— Start of DATASET RECORDS —
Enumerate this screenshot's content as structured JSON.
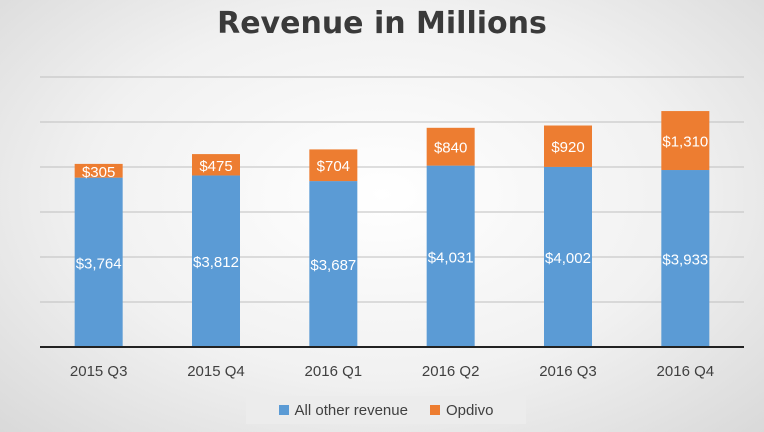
{
  "chart_data": {
    "type": "bar",
    "stacked": true,
    "title": "Revenue in Millions",
    "categories": [
      "2015 Q3",
      "2015 Q4",
      "2016 Q1",
      "2016 Q2",
      "2016 Q3",
      "2016 Q4"
    ],
    "series": [
      {
        "name": "All other revenue",
        "color": "#5b9bd5",
        "values": [
          3764,
          3812,
          3687,
          4031,
          4002,
          3933
        ],
        "labels": [
          "$3,764",
          "$3,812",
          "$3,687",
          "$4,031",
          "$4,002",
          "$3,933"
        ]
      },
      {
        "name": "Opdivo",
        "color": "#ed7d31",
        "values": [
          305,
          475,
          704,
          840,
          920,
          1310
        ],
        "labels": [
          "$305",
          "$475",
          "$704",
          "$840",
          "$920",
          "$1,310"
        ]
      }
    ],
    "ylim": [
      0,
      6000
    ],
    "grid": true,
    "legend_position": "bottom"
  }
}
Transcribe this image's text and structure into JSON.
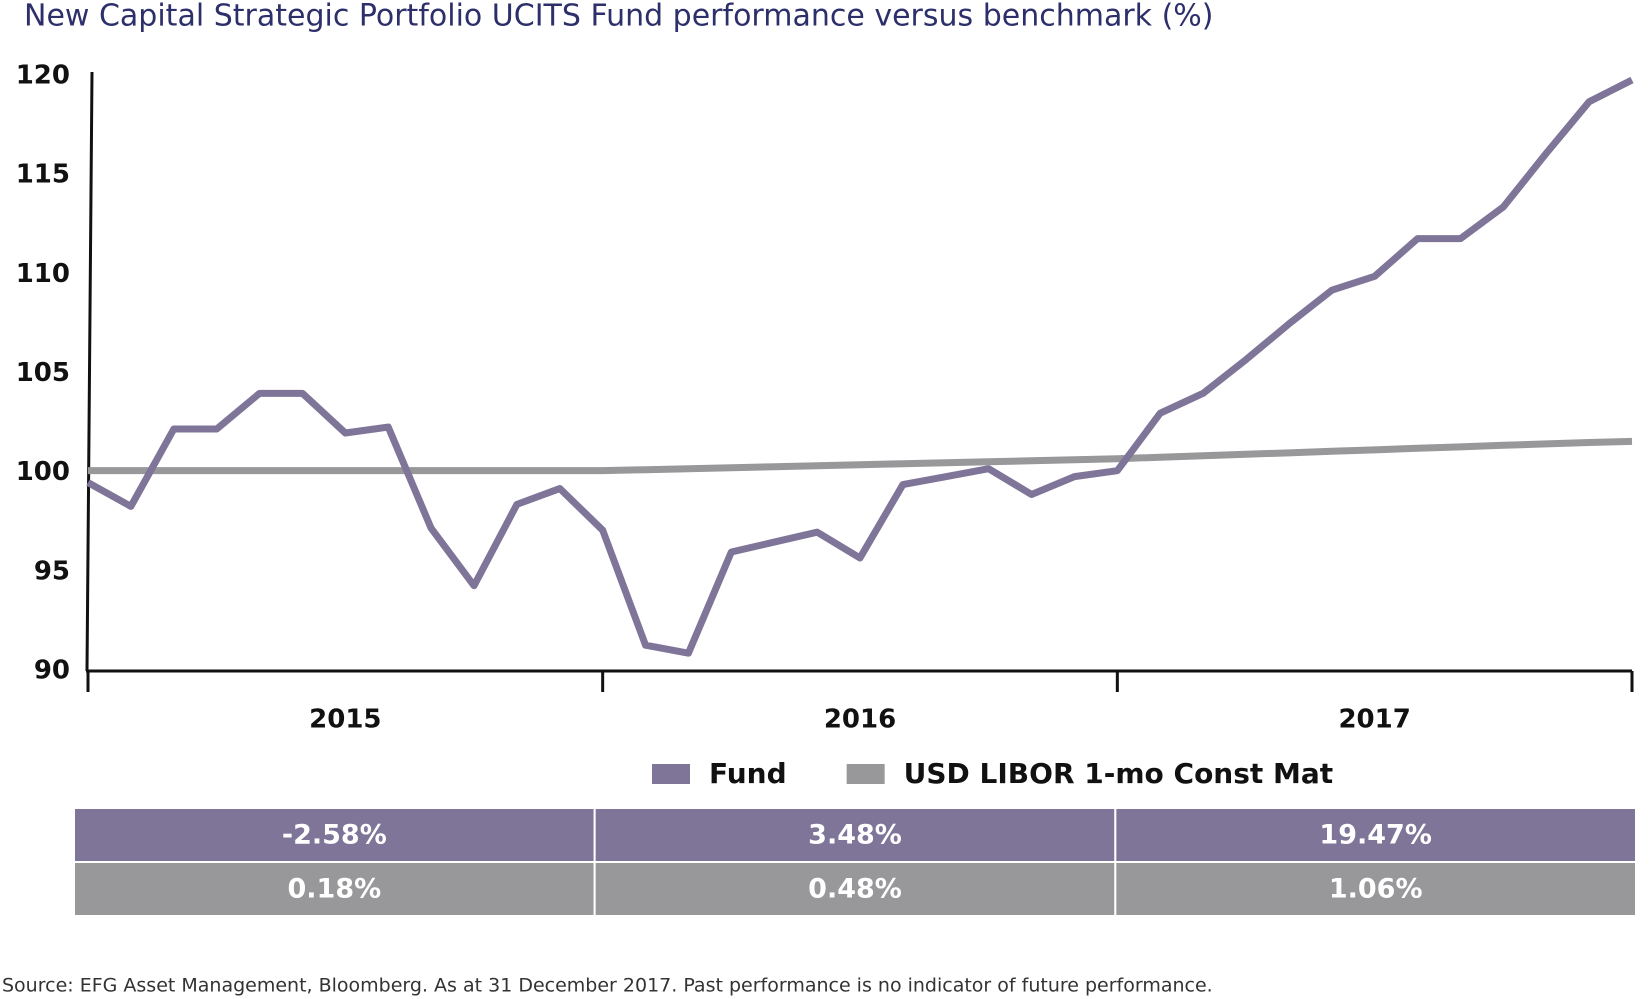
{
  "chart_data": {
    "type": "line",
    "title": "New Capital Strategic Portfolio UCITS Fund performance versus benchmark (%)",
    "categories": [
      null,
      null,
      null,
      null,
      null,
      null,
      null,
      null,
      null,
      null,
      null,
      null,
      null,
      null,
      null,
      null,
      null,
      null,
      null,
      null,
      null,
      null,
      null,
      null,
      null,
      null,
      null,
      null,
      null,
      null,
      null,
      null,
      null,
      null,
      null,
      null,
      null
    ],
    "year_labels": [
      "2015",
      "2016",
      "2017"
    ],
    "series": [
      {
        "name": "Fund",
        "color": "#7e7599",
        "values": [
          99.5,
          98.3,
          102.2,
          102.2,
          104.0,
          104.0,
          102.0,
          102.3,
          97.2,
          94.3,
          98.4,
          99.2,
          97.1,
          91.3,
          90.9,
          96.0,
          96.5,
          97.0,
          95.7,
          99.4,
          99.8,
          100.2,
          98.9,
          99.8,
          100.1,
          103.0,
          104.0,
          105.7,
          107.5,
          109.2,
          109.9,
          111.8,
          111.8,
          113.4,
          116.1,
          118.7,
          119.8
        ]
      },
      {
        "name": "USD LIBOR 1-mo Const Mat",
        "color": "#98989b",
        "values": [
          100.1,
          100.1,
          100.1,
          100.1,
          100.1,
          100.1,
          100.1,
          100.1,
          100.1,
          100.1,
          100.1,
          100.1,
          100.1,
          100.15,
          100.2,
          100.25,
          100.3,
          100.35,
          100.4,
          100.45,
          100.5,
          100.55,
          100.6,
          100.65,
          100.7,
          100.78,
          100.85,
          100.93,
          101.0,
          101.08,
          101.15,
          101.23,
          101.3,
          101.38,
          101.45,
          101.52,
          101.58
        ]
      }
    ],
    "ylim": [
      90,
      120
    ],
    "yticks": [
      90,
      95,
      100,
      105,
      110,
      115,
      120
    ],
    "table": {
      "rows": [
        [
          "-2.58%",
          "3.48%",
          "19.47%"
        ],
        [
          "0.18%",
          "0.48%",
          "1.06%"
        ]
      ]
    },
    "source": "Source: EFG Asset Management, Bloomberg. As at 31 December 2017. Past performance is no indicator of future performance."
  }
}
— End of DATASET RECORDS —
- _STATED GOAL_
Return the records exactly. Don't carry the pictures over.

- _FULL SOLUTION_
Enumerate this screenshot's content as structured JSON.
{
  "chart_data": {
    "type": "bar",
    "stacked": true,
    "title": "Revenue in Millions",
    "categories": [
      "2015 Q3",
      "2015 Q4",
      "2016 Q1",
      "2016 Q2",
      "2016 Q3",
      "2016 Q4"
    ],
    "series": [
      {
        "name": "All other revenue",
        "color": "#5b9bd5",
        "values": [
          3764,
          3812,
          3687,
          4031,
          4002,
          3933
        ],
        "labels": [
          "$3,764",
          "$3,812",
          "$3,687",
          "$4,031",
          "$4,002",
          "$3,933"
        ]
      },
      {
        "name": "Opdivo",
        "color": "#ed7d31",
        "values": [
          305,
          475,
          704,
          840,
          920,
          1310
        ],
        "labels": [
          "$305",
          "$475",
          "$704",
          "$840",
          "$920",
          "$1,310"
        ]
      }
    ],
    "ylim": [
      0,
      6000
    ],
    "grid": true,
    "legend_position": "bottom"
  }
}
Transcribe this image's text and structure into JSON.
{
  "chart_data": {
    "type": "line",
    "title": "New Capital Strategic Portfolio UCITS Fund performance versus benchmark (%)",
    "categories": [
      null,
      null,
      null,
      null,
      null,
      null,
      null,
      null,
      null,
      null,
      null,
      null,
      null,
      null,
      null,
      null,
      null,
      null,
      null,
      null,
      null,
      null,
      null,
      null,
      null,
      null,
      null,
      null,
      null,
      null,
      null,
      null,
      null,
      null,
      null,
      null,
      null
    ],
    "year_labels": [
      "2015",
      "2016",
      "2017"
    ],
    "series": [
      {
        "name": "Fund",
        "color": "#7e7599",
        "values": [
          99.5,
          98.3,
          102.2,
          102.2,
          104.0,
          104.0,
          102.0,
          102.3,
          97.2,
          94.3,
          98.4,
          99.2,
          97.1,
          91.3,
          90.9,
          96.0,
          96.5,
          97.0,
          95.7,
          99.4,
          99.8,
          100.2,
          98.9,
          99.8,
          100.1,
          103.0,
          104.0,
          105.7,
          107.5,
          109.2,
          109.9,
          111.8,
          111.8,
          113.4,
          116.1,
          118.7,
          119.8
        ]
      },
      {
        "name": "USD LIBOR 1-mo Const Mat",
        "color": "#98989b",
        "values": [
          100.1,
          100.1,
          100.1,
          100.1,
          100.1,
          100.1,
          100.1,
          100.1,
          100.1,
          100.1,
          100.1,
          100.1,
          100.1,
          100.15,
          100.2,
          100.25,
          100.3,
          100.35,
          100.4,
          100.45,
          100.5,
          100.55,
          100.6,
          100.65,
          100.7,
          100.78,
          100.85,
          100.93,
          101.0,
          101.08,
          101.15,
          101.23,
          101.3,
          101.38,
          101.45,
          101.52,
          101.58
        ]
      }
    ],
    "ylim": [
      90,
      120
    ],
    "yticks": [
      90,
      95,
      100,
      105,
      110,
      115,
      120
    ],
    "table": {
      "rows": [
        [
          "-2.58%",
          "3.48%",
          "19.47%"
        ],
        [
          "0.18%",
          "0.48%",
          "1.06%"
        ]
      ]
    },
    "source": "Source: EFG Asset Management, Bloomberg. As at 31 December 2017. Past performance is no indicator of future performance."
  }
}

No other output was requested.